Supplied records:

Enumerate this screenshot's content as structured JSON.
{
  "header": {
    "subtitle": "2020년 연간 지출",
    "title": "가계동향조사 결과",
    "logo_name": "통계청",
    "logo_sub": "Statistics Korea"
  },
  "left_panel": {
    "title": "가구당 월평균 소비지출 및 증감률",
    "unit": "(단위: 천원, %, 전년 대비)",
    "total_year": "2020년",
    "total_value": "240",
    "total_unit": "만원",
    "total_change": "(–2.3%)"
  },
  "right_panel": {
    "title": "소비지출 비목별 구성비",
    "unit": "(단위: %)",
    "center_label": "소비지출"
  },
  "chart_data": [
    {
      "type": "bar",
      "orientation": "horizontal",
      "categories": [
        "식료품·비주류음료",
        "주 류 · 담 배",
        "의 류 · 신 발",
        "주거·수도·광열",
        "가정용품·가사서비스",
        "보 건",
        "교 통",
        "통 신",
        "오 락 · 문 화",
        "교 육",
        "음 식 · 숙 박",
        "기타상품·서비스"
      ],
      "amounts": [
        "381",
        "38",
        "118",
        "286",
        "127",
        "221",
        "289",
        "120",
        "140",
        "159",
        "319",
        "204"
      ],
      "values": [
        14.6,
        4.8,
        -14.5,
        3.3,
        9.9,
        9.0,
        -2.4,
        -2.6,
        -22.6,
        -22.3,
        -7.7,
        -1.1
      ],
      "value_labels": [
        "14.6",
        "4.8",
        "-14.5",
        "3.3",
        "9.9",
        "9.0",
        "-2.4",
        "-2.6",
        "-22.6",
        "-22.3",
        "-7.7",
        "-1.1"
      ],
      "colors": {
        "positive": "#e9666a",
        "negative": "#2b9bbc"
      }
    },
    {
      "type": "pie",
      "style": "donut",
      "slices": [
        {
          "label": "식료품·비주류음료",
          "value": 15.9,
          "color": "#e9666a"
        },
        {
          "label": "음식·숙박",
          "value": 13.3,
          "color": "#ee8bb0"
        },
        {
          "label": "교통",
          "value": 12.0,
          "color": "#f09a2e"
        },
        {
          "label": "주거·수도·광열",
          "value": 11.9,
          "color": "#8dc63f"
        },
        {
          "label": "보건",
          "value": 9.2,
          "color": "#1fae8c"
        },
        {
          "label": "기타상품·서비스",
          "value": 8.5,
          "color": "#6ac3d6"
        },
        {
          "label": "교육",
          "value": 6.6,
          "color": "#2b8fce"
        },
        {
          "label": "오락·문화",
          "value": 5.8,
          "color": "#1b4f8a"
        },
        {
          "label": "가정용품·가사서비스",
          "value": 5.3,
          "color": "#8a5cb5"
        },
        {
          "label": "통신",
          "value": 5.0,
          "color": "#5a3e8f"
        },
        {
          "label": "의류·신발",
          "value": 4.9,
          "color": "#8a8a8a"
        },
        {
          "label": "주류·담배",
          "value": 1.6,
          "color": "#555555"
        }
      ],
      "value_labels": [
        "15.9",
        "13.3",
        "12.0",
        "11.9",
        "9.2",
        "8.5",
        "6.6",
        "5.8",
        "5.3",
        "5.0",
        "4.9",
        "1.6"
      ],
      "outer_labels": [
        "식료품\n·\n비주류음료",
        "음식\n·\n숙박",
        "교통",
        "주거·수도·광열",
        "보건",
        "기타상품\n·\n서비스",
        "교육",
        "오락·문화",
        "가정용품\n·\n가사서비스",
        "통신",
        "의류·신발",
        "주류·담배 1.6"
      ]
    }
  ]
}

Task to carry out: Indicate how many lines of the material include the word "가정용품"; the number alone is required.

Task result: 3